→ TASK TO CARRY OUT
List every line below containing "sender".
**** RECORDS SHOWN ****
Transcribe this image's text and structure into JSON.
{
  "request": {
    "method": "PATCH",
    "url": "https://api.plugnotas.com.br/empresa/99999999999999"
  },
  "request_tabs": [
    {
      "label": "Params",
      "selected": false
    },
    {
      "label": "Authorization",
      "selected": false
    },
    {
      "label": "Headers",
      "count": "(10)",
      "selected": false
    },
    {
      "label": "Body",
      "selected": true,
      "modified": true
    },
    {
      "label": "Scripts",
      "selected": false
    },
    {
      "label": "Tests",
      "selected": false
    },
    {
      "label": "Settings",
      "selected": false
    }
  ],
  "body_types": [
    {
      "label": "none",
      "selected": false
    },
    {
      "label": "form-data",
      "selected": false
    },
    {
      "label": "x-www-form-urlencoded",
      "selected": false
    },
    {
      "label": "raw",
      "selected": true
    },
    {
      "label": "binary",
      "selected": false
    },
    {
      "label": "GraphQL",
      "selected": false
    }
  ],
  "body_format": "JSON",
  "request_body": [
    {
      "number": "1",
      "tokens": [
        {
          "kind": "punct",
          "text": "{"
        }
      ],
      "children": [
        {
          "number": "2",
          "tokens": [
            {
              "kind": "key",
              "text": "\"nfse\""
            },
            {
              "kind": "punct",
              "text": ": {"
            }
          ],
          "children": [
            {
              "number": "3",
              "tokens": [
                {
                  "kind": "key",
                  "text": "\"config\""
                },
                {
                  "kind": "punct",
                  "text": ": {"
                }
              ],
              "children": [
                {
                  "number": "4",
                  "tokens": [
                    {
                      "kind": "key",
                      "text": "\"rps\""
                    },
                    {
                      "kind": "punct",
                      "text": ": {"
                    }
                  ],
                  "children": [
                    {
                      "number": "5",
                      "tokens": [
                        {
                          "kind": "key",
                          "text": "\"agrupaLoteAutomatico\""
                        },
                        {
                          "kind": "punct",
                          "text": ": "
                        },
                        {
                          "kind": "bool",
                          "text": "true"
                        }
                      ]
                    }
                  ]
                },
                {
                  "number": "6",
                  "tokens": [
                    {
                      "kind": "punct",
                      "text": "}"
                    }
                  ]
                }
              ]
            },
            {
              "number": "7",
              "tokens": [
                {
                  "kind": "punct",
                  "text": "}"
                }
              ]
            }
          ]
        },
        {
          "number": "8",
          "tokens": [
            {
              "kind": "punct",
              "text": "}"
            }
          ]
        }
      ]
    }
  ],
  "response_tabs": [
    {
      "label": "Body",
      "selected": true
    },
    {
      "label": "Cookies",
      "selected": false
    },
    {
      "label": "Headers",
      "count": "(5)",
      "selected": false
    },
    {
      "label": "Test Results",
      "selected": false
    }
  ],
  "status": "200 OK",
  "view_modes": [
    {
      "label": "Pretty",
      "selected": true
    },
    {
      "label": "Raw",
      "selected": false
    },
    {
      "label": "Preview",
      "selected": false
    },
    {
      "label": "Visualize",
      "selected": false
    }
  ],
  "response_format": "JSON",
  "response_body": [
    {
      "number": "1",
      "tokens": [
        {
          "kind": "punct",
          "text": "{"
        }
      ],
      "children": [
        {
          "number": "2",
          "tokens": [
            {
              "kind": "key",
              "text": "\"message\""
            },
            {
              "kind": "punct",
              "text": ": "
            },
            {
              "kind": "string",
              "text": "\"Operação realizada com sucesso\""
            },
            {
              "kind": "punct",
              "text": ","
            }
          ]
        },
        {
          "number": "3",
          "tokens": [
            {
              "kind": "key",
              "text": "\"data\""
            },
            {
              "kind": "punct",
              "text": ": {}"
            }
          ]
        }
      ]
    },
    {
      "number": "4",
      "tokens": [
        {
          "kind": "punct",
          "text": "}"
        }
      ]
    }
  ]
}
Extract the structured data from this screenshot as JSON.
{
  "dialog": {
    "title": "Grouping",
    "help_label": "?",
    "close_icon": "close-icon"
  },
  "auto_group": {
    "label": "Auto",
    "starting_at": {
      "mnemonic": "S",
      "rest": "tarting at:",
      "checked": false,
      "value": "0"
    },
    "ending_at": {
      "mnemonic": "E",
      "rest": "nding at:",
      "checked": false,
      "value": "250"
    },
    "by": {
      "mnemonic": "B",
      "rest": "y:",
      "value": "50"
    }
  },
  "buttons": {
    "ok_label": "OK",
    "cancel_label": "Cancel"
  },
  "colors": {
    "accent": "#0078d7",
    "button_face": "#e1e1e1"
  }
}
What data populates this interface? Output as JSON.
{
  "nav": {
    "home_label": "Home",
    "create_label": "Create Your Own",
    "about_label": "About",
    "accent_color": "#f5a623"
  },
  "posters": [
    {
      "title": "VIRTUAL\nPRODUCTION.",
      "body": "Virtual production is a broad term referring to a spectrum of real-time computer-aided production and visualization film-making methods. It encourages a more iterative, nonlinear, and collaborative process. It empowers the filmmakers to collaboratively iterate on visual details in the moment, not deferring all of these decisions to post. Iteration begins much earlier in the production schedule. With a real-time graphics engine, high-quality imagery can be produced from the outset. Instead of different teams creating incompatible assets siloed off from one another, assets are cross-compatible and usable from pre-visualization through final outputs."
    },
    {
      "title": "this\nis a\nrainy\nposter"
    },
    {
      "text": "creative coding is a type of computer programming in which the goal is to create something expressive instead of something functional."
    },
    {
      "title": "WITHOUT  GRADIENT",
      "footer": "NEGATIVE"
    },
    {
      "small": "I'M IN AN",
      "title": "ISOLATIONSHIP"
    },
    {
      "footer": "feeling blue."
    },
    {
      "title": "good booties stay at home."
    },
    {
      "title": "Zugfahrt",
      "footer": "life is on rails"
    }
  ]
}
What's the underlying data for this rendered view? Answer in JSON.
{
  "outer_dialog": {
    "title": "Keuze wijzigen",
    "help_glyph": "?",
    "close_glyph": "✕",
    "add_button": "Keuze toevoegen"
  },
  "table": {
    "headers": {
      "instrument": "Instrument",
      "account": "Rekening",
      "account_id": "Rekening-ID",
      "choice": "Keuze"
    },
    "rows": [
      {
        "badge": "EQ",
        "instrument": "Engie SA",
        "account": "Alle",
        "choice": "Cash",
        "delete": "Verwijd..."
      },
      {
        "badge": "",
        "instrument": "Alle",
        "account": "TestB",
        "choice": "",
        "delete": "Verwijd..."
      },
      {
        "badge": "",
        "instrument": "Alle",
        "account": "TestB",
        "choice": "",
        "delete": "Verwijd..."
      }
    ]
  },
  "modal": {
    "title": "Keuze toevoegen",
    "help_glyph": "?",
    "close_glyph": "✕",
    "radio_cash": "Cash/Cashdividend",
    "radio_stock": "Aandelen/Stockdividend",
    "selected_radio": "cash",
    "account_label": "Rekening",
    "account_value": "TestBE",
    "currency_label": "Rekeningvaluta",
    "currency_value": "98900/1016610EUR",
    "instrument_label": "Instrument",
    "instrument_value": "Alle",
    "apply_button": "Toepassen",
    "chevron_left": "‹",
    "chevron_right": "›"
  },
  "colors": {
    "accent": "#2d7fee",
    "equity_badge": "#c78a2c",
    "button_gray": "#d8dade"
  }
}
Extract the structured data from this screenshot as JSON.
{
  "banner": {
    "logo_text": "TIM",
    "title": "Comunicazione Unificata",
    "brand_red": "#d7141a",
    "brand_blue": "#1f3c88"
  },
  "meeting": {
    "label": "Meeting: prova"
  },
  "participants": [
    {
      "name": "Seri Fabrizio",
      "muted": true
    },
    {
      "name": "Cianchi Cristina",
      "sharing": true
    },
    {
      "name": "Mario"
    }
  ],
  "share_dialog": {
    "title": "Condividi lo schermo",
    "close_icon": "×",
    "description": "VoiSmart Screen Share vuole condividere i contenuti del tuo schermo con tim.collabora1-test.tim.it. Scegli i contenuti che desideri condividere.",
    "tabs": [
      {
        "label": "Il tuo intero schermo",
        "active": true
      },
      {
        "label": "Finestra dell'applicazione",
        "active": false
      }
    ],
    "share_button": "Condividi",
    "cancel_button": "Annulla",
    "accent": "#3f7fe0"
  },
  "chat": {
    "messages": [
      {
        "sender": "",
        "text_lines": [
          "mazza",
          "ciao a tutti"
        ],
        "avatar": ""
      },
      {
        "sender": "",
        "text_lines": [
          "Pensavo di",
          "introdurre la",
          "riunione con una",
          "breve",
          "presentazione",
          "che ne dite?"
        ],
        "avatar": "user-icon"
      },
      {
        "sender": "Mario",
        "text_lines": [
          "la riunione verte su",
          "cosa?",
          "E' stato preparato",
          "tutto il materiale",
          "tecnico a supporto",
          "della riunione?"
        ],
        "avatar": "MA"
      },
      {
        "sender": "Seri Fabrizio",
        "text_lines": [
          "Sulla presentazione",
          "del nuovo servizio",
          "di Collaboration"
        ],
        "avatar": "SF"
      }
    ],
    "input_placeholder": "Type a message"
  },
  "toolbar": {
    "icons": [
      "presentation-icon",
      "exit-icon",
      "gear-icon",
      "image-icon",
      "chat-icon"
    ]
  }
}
****
→ THE REPLY
        "sender": "",
        "sender": "",
        "sender": "Mario",
        "sender": "Seri Fabrizio",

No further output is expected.